Records from a collection of figures
◇ ◇ ◇ ◇
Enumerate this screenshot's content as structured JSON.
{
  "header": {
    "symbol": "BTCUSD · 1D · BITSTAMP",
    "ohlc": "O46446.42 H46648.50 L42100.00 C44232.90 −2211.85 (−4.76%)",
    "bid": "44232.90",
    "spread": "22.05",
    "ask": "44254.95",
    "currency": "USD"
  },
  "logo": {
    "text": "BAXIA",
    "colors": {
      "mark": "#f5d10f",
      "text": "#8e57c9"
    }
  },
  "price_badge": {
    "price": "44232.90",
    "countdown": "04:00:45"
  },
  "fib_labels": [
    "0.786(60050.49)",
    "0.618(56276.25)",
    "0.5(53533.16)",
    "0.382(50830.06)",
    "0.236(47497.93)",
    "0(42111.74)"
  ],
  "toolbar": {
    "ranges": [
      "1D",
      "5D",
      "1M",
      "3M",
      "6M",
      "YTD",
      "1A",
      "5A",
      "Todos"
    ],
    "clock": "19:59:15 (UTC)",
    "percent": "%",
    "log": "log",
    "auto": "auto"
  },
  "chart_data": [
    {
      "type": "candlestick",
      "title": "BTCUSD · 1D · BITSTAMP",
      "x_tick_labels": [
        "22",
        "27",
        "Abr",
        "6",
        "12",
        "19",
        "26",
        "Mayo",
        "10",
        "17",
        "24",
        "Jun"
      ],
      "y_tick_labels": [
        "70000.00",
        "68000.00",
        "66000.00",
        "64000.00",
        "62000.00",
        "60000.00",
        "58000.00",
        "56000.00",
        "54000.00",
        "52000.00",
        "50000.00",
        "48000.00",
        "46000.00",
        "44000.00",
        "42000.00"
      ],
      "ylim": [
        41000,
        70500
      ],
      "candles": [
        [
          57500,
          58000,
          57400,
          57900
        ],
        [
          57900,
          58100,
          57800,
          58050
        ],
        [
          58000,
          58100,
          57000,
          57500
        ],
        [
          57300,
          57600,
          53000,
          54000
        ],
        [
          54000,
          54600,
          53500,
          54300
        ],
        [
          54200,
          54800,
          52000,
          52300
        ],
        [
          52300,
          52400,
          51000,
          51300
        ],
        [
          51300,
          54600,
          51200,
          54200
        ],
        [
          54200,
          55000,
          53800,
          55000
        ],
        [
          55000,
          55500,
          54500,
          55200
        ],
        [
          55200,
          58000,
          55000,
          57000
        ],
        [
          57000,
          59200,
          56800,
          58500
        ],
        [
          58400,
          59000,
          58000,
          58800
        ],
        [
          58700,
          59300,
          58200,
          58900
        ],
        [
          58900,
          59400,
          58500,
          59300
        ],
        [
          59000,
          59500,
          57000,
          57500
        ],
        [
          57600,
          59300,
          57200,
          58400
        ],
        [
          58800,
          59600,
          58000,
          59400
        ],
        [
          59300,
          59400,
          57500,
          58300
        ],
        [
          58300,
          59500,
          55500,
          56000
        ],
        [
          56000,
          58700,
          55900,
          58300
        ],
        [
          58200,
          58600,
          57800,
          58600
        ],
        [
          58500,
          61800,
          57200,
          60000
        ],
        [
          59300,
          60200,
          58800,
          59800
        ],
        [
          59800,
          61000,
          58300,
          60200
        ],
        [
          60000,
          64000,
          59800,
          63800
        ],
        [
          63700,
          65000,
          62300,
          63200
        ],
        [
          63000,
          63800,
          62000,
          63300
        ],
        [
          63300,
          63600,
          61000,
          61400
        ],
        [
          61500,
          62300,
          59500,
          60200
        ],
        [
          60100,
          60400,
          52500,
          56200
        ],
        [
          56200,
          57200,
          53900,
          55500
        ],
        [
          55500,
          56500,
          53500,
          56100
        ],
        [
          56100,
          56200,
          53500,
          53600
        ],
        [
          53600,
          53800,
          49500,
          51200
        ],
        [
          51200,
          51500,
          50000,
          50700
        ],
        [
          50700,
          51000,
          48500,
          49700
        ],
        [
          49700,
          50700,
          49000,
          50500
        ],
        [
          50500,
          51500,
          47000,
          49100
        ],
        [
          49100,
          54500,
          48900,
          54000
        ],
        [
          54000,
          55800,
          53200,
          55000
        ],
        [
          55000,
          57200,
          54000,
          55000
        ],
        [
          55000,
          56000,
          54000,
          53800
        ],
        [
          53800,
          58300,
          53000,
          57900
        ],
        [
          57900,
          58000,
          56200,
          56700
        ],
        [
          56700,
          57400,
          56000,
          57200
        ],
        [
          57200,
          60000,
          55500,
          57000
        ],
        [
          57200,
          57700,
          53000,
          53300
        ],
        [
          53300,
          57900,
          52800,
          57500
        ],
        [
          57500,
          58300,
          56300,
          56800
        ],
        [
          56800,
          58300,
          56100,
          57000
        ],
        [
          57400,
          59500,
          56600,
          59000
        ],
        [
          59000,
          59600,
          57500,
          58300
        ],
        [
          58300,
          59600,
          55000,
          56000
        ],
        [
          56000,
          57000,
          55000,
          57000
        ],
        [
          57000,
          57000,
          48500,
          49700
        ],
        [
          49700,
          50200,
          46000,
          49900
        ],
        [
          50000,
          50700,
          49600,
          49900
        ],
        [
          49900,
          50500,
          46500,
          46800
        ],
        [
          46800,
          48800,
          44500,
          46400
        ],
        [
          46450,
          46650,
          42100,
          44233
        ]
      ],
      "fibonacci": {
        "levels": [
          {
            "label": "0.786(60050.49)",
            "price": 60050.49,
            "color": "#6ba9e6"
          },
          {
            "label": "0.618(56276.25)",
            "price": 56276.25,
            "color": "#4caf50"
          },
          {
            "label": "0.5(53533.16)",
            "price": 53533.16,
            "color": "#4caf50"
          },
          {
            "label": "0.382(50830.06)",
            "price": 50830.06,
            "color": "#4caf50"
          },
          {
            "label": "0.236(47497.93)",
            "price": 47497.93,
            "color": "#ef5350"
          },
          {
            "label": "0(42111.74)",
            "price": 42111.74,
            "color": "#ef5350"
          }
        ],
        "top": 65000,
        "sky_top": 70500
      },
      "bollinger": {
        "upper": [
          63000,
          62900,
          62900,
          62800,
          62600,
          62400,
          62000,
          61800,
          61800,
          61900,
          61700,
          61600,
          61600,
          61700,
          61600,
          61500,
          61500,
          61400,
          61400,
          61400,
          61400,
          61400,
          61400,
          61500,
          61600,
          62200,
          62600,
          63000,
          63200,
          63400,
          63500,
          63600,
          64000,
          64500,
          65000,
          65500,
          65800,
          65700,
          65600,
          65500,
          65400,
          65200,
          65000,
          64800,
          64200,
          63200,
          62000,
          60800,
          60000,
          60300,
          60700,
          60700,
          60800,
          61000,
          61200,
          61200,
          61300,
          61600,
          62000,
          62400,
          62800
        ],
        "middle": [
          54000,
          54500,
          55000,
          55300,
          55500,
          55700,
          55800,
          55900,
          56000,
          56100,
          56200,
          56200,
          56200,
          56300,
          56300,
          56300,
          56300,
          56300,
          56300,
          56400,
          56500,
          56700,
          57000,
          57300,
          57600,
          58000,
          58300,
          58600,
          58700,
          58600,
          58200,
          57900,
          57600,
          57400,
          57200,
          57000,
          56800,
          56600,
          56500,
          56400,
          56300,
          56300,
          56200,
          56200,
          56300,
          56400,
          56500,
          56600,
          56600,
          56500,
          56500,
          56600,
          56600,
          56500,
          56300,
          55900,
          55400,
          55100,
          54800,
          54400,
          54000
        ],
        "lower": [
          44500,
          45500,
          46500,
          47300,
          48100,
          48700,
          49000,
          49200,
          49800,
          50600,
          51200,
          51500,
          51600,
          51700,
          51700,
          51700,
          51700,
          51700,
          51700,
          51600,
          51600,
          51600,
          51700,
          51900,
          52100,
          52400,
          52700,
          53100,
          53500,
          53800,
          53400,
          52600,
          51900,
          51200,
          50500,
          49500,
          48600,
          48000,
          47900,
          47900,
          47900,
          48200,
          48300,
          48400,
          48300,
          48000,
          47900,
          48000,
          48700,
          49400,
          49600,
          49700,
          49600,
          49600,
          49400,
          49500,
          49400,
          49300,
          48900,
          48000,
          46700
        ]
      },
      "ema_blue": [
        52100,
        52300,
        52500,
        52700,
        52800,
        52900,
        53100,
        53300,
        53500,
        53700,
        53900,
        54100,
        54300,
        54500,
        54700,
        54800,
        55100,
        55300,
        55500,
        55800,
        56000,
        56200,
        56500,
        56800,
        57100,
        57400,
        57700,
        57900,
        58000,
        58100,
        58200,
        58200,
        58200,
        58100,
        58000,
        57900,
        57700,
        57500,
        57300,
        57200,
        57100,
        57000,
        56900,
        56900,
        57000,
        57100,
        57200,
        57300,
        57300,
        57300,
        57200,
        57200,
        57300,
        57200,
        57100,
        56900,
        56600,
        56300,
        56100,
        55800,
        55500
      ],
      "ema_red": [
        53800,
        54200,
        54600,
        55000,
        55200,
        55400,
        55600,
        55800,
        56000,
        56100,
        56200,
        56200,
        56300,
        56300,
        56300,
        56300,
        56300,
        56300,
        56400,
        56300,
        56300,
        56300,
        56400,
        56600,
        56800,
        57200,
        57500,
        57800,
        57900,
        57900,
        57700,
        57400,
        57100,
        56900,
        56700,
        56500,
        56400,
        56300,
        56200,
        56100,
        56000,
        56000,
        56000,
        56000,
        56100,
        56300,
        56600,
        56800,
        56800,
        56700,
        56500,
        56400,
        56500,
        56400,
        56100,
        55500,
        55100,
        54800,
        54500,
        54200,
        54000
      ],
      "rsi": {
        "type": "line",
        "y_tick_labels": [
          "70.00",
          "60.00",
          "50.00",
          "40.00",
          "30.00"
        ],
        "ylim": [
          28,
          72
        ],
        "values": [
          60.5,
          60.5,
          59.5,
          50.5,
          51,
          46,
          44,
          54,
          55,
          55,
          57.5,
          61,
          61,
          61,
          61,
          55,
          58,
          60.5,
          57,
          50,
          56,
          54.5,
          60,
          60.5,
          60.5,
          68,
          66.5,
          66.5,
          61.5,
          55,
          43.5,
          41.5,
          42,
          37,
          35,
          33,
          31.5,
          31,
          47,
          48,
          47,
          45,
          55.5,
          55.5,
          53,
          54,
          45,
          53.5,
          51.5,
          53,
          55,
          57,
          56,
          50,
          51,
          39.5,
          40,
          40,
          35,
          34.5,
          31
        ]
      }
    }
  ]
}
◇ ◇ ◇ ◇
● **GIVEN TASK**: Only the number is wanted: how many lines of the material above include the word "BITSTAMP"?

● **TASK RESPONSE**: 2